Records taken from a collection:

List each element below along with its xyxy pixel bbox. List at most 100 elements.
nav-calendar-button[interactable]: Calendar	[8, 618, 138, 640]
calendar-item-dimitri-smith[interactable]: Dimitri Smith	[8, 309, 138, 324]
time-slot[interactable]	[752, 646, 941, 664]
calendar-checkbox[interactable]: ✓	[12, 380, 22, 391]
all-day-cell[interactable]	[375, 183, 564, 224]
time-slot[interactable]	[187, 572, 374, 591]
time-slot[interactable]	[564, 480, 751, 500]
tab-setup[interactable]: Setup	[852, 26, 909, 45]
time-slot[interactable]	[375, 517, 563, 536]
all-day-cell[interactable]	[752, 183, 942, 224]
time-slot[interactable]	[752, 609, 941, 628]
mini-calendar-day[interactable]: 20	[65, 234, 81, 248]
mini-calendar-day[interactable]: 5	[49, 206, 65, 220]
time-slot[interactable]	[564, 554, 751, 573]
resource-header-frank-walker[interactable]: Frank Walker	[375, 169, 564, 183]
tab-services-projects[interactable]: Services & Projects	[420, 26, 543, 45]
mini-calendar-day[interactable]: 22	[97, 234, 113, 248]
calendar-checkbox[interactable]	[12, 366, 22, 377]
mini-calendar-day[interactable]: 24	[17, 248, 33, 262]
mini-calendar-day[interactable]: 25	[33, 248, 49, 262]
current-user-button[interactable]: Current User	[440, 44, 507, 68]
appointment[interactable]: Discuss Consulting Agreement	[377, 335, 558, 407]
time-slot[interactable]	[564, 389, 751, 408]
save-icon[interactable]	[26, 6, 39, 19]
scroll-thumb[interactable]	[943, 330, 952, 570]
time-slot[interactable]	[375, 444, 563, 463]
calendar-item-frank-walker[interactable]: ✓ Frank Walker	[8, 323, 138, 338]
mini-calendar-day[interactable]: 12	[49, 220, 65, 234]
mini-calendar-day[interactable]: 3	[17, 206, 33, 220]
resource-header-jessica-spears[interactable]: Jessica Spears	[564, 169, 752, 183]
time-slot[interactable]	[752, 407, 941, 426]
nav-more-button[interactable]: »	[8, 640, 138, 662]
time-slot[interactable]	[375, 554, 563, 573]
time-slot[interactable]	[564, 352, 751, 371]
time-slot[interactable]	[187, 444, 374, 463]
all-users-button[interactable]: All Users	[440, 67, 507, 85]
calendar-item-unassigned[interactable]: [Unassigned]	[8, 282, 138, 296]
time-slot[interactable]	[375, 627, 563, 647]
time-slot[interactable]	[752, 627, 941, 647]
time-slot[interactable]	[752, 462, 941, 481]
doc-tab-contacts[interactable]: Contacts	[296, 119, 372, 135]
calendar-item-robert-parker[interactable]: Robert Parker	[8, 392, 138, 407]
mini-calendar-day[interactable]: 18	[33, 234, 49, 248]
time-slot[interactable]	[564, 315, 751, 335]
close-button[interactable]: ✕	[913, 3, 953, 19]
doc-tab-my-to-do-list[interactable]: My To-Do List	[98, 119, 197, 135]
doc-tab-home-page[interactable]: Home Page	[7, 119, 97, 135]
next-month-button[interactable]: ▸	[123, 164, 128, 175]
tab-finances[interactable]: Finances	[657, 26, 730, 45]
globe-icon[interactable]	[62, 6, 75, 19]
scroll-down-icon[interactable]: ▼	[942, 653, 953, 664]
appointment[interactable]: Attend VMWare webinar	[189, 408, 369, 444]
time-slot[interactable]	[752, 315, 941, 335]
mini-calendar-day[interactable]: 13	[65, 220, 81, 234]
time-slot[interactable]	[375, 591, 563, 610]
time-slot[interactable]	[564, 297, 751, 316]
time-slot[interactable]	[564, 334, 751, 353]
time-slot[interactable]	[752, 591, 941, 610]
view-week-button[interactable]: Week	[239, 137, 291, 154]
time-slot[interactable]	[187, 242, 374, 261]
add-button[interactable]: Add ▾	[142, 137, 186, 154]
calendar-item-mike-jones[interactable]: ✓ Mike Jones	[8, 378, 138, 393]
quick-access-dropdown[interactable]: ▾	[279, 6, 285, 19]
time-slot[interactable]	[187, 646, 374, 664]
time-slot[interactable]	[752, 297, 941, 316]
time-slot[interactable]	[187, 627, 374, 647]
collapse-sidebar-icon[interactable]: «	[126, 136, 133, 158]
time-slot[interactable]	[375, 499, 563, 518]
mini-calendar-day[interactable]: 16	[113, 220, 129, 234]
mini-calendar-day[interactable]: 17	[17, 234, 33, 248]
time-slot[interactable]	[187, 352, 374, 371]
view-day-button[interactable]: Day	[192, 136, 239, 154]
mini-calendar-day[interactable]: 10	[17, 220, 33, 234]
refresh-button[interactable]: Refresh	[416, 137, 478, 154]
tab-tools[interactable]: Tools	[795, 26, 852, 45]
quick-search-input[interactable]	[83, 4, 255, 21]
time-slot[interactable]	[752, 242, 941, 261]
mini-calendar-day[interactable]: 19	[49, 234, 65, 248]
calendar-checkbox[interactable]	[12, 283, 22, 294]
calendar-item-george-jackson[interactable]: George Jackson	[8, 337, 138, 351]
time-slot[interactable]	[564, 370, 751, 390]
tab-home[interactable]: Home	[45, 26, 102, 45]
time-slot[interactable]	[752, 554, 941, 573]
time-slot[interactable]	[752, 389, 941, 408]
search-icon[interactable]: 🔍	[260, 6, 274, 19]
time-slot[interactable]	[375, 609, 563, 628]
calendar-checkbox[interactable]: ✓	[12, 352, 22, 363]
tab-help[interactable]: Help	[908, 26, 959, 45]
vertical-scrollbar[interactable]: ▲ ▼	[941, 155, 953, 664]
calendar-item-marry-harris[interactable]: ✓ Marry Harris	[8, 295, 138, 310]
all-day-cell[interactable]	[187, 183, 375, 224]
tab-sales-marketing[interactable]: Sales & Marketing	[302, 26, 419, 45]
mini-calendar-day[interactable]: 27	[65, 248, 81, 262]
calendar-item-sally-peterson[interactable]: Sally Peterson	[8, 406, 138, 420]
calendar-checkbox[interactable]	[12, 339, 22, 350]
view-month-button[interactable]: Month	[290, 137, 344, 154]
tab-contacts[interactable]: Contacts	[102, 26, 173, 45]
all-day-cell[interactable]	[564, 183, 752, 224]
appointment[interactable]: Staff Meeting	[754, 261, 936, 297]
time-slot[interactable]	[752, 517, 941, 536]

STATED GOAL: Extract every line in the rows above and copy each one word for word, without changes.

FINAL RESULT:
List each element below along with its xyxy pixel bbox. List at most 100 elements.
nav-calendar-button[interactable]: Calendar	[8, 618, 138, 640]
calendar-item-dimitri-smith[interactable]: Dimitri Smith	[8, 309, 138, 324]
time-slot[interactable]	[752, 646, 941, 664]
calendar-checkbox[interactable]: ✓	[12, 380, 22, 391]
all-day-cell[interactable]	[375, 183, 564, 224]
time-slot[interactable]	[187, 572, 374, 591]
time-slot[interactable]	[564, 480, 751, 500]
tab-setup[interactable]: Setup	[852, 26, 909, 45]
time-slot[interactable]	[375, 517, 563, 536]
all-day-cell[interactable]	[752, 183, 942, 224]
time-slot[interactable]	[752, 609, 941, 628]
mini-calendar-day[interactable]: 20	[65, 234, 81, 248]
mini-calendar-day[interactable]: 5	[49, 206, 65, 220]
time-slot[interactable]	[564, 554, 751, 573]
resource-header-frank-walker[interactable]: Frank Walker	[375, 169, 564, 183]
tab-services-projects[interactable]: Services & Projects	[420, 26, 543, 45]
mini-calendar-day[interactable]: 22	[97, 234, 113, 248]
calendar-checkbox[interactable]	[12, 366, 22, 377]
mini-calendar-day[interactable]: 24	[17, 248, 33, 262]
mini-calendar-day[interactable]: 25	[33, 248, 49, 262]
current-user-button[interactable]: Current User	[440, 44, 507, 68]
appointment[interactable]: Discuss Consulting Agreement	[377, 335, 558, 407]
time-slot[interactable]	[564, 389, 751, 408]
save-icon[interactable]	[26, 6, 39, 19]
scroll-thumb[interactable]	[943, 330, 952, 570]
time-slot[interactable]	[375, 444, 563, 463]
calendar-item-frank-walker[interactable]: ✓ Frank Walker	[8, 323, 138, 338]
mini-calendar-day[interactable]: 12	[49, 220, 65, 234]
mini-calendar-day[interactable]: 3	[17, 206, 33, 220]
resource-header-jessica-spears[interactable]: Jessica Spears	[564, 169, 752, 183]
time-slot[interactable]	[752, 407, 941, 426]
nav-more-button[interactable]: »	[8, 640, 138, 662]
time-slot[interactable]	[375, 554, 563, 573]
time-slot[interactable]	[564, 352, 751, 371]
time-slot[interactable]	[187, 444, 374, 463]
all-users-button[interactable]: All Users	[440, 67, 507, 85]
calendar-item-unassigned[interactable]: [Unassigned]	[8, 282, 138, 296]
time-slot[interactable]	[375, 627, 563, 647]
time-slot[interactable]	[752, 627, 941, 647]
time-slot[interactable]	[752, 462, 941, 481]
doc-tab-contacts[interactable]: Contacts	[296, 119, 372, 135]
calendar-item-robert-parker[interactable]: Robert Parker	[8, 392, 138, 407]
mini-calendar-day[interactable]: 18	[33, 234, 49, 248]
time-slot[interactable]	[564, 315, 751, 335]
close-button[interactable]: ✕	[913, 3, 953, 19]
doc-tab-my-to-do-list[interactable]: My To-Do List	[98, 119, 197, 135]
doc-tab-home-page[interactable]: Home Page	[7, 119, 97, 135]
next-month-button[interactable]: ▸	[123, 164, 128, 175]
tab-finances[interactable]: Finances	[657, 26, 730, 45]
globe-icon[interactable]	[62, 6, 75, 19]
scroll-down-icon[interactable]: ▼	[942, 653, 953, 664]
appointment[interactable]: Attend VMWare webinar	[189, 408, 369, 444]
time-slot[interactable]	[752, 315, 941, 335]
mini-calendar-day[interactable]: 13	[65, 220, 81, 234]
time-slot[interactable]	[375, 591, 563, 610]
time-slot[interactable]	[564, 297, 751, 316]
time-slot[interactable]	[564, 334, 751, 353]
time-slot[interactable]	[752, 591, 941, 610]
view-week-button[interactable]: Week	[239, 137, 291, 154]
time-slot[interactable]	[187, 242, 374, 261]
add-button[interactable]: Add ▾	[142, 137, 186, 154]
calendar-item-mike-jones[interactable]: ✓ Mike Jones	[8, 378, 138, 393]
quick-access-dropdown[interactable]: ▾	[279, 6, 285, 19]
time-slot[interactable]	[187, 646, 374, 664]
time-slot[interactable]	[752, 297, 941, 316]
time-slot[interactable]	[187, 627, 374, 647]
collapse-sidebar-icon[interactable]: «	[126, 136, 133, 158]
time-slot[interactable]	[375, 499, 563, 518]
mini-calendar-day[interactable]: 16	[113, 220, 129, 234]
mini-calendar-day[interactable]: 17	[17, 234, 33, 248]
time-slot[interactable]	[187, 352, 374, 371]
view-day-button[interactable]: Day	[192, 136, 239, 154]
mini-calendar-day[interactable]: 10	[17, 220, 33, 234]
refresh-button[interactable]: Refresh	[416, 137, 478, 154]
tab-tools[interactable]: Tools	[795, 26, 852, 45]
quick-search-input[interactable]	[83, 4, 255, 21]
time-slot[interactable]	[752, 242, 941, 261]
mini-calendar-day[interactable]: 19	[49, 234, 65, 248]
calendar-checkbox[interactable]	[12, 283, 22, 294]
calendar-item-george-jackson[interactable]: George Jackson	[8, 337, 138, 351]
time-slot[interactable]	[564, 370, 751, 390]
tab-home[interactable]: Home	[45, 26, 102, 45]
time-slot[interactable]	[752, 554, 941, 573]
time-slot[interactable]	[752, 389, 941, 408]
search-icon[interactable]: 🔍	[260, 6, 274, 19]
time-slot[interactable]	[375, 609, 563, 628]
calendar-checkbox[interactable]: ✓	[12, 352, 22, 363]
tab-help[interactable]: Help	[908, 26, 959, 45]
vertical-scrollbar[interactable]: ▲ ▼	[941, 155, 953, 664]
calendar-item-marry-harris[interactable]: ✓ Marry Harris	[8, 295, 138, 310]
all-day-cell[interactable]	[187, 183, 375, 224]
tab-sales-marketing[interactable]: Sales & Marketing	[302, 26, 419, 45]
mini-calendar-day[interactable]: 27	[65, 248, 81, 262]
calendar-item-sally-peterson[interactable]: Sally Peterson	[8, 406, 138, 420]
calendar-checkbox[interactable]	[12, 339, 22, 350]
view-month-button[interactable]: Month	[290, 137, 344, 154]
tab-contacts[interactable]: Contacts	[102, 26, 173, 45]
all-day-cell[interactable]	[564, 183, 752, 224]
appointment[interactable]: Staff Meeting	[754, 261, 936, 297]
time-slot[interactable]	[752, 517, 941, 536]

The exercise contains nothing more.